• Data to use:
══════════════════════════════

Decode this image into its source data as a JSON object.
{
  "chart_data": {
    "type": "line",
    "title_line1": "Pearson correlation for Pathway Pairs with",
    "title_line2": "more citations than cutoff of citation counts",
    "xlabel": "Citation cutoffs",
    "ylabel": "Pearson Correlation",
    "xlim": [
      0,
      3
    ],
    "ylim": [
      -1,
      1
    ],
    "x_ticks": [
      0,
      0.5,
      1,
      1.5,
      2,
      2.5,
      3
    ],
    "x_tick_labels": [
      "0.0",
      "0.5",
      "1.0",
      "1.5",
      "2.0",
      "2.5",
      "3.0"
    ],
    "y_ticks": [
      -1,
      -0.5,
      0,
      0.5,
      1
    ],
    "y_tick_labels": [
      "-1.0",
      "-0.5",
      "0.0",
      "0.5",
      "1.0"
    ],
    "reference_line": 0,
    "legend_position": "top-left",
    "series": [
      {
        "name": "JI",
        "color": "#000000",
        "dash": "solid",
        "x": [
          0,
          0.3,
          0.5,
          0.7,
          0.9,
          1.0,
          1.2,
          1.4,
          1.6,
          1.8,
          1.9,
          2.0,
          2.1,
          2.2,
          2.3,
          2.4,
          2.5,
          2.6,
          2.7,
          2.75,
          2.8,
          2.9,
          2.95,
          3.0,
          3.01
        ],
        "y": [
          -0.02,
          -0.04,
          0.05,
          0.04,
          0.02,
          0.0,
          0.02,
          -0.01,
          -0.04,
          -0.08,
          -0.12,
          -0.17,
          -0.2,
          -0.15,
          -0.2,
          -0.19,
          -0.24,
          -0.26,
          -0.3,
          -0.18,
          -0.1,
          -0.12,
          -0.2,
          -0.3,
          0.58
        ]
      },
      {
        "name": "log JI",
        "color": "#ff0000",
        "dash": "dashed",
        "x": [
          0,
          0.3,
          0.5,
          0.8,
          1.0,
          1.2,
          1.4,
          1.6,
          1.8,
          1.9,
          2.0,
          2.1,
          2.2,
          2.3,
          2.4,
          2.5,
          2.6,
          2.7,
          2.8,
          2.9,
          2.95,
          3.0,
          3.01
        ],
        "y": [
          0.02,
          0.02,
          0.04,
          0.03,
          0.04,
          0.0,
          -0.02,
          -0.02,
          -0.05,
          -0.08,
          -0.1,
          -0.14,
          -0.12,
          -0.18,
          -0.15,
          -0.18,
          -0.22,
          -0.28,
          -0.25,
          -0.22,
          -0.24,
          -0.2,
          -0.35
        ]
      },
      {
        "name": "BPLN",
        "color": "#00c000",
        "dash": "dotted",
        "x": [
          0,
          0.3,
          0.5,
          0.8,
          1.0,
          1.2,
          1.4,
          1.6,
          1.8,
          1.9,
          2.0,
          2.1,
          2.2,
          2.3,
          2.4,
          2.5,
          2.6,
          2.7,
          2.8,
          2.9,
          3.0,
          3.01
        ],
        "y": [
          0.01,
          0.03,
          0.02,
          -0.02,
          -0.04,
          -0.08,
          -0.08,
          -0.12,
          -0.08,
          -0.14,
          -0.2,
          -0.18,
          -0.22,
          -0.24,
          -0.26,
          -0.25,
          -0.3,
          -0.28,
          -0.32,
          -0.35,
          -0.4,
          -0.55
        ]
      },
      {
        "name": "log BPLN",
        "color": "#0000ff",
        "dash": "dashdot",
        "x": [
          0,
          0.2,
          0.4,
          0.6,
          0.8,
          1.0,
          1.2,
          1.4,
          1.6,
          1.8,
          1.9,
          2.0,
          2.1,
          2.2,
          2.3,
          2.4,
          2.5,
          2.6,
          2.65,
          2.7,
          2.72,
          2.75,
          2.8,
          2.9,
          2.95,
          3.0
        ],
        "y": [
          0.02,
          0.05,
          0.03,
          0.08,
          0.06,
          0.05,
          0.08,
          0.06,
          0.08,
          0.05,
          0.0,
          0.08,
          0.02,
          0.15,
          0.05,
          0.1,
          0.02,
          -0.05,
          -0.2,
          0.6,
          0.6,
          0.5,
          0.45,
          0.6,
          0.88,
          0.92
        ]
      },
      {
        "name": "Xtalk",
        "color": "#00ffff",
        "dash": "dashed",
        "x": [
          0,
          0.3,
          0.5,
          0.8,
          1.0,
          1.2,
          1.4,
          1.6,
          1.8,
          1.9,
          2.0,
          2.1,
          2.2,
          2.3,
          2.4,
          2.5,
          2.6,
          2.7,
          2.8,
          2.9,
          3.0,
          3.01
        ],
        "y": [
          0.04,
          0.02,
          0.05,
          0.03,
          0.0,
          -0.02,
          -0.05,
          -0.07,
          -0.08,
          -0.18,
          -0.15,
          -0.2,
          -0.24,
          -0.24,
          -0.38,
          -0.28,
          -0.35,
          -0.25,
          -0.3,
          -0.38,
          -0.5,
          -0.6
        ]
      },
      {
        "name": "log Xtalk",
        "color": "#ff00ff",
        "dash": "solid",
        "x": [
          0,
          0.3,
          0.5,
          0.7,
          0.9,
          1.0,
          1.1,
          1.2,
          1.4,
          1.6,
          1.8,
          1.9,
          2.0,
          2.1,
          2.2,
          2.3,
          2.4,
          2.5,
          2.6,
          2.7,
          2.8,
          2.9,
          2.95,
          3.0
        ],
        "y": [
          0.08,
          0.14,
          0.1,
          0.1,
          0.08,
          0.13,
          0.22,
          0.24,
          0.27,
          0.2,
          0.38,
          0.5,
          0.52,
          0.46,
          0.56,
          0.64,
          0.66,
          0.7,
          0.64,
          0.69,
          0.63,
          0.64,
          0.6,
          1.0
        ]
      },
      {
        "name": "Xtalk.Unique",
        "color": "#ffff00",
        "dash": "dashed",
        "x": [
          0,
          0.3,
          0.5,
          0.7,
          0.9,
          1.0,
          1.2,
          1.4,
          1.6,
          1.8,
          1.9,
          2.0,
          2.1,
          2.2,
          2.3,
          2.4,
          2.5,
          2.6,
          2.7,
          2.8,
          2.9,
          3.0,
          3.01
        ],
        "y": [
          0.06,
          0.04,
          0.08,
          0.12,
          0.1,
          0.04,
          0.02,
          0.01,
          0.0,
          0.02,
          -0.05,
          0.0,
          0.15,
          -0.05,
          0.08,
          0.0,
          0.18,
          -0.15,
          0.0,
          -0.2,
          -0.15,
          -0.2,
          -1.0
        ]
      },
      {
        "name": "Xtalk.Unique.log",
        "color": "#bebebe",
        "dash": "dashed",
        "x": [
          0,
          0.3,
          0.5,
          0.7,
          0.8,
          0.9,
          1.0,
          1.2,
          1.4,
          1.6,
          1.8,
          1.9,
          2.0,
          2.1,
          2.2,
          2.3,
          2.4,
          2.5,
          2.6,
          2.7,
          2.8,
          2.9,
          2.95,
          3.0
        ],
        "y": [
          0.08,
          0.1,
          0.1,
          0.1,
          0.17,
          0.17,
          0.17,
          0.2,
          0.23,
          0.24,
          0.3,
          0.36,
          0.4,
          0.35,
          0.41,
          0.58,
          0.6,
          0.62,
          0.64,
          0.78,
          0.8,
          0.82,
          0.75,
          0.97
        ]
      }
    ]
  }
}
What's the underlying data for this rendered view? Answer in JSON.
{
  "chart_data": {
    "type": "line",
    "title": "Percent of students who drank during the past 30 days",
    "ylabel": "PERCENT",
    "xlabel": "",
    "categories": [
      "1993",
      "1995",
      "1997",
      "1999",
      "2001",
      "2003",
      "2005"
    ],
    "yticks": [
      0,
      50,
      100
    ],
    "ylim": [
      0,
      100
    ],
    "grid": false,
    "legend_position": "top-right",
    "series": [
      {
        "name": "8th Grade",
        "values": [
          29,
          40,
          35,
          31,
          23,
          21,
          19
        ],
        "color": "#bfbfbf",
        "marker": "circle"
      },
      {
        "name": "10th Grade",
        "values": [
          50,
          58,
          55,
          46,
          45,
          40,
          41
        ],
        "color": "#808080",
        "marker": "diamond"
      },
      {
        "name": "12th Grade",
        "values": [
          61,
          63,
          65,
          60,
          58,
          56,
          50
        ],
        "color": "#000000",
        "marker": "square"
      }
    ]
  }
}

══════════════════════════════

Collect each line above holding the string "Unique".

        "name": "Xtalk.Unique",
        "name": "Xtalk.Unique.log",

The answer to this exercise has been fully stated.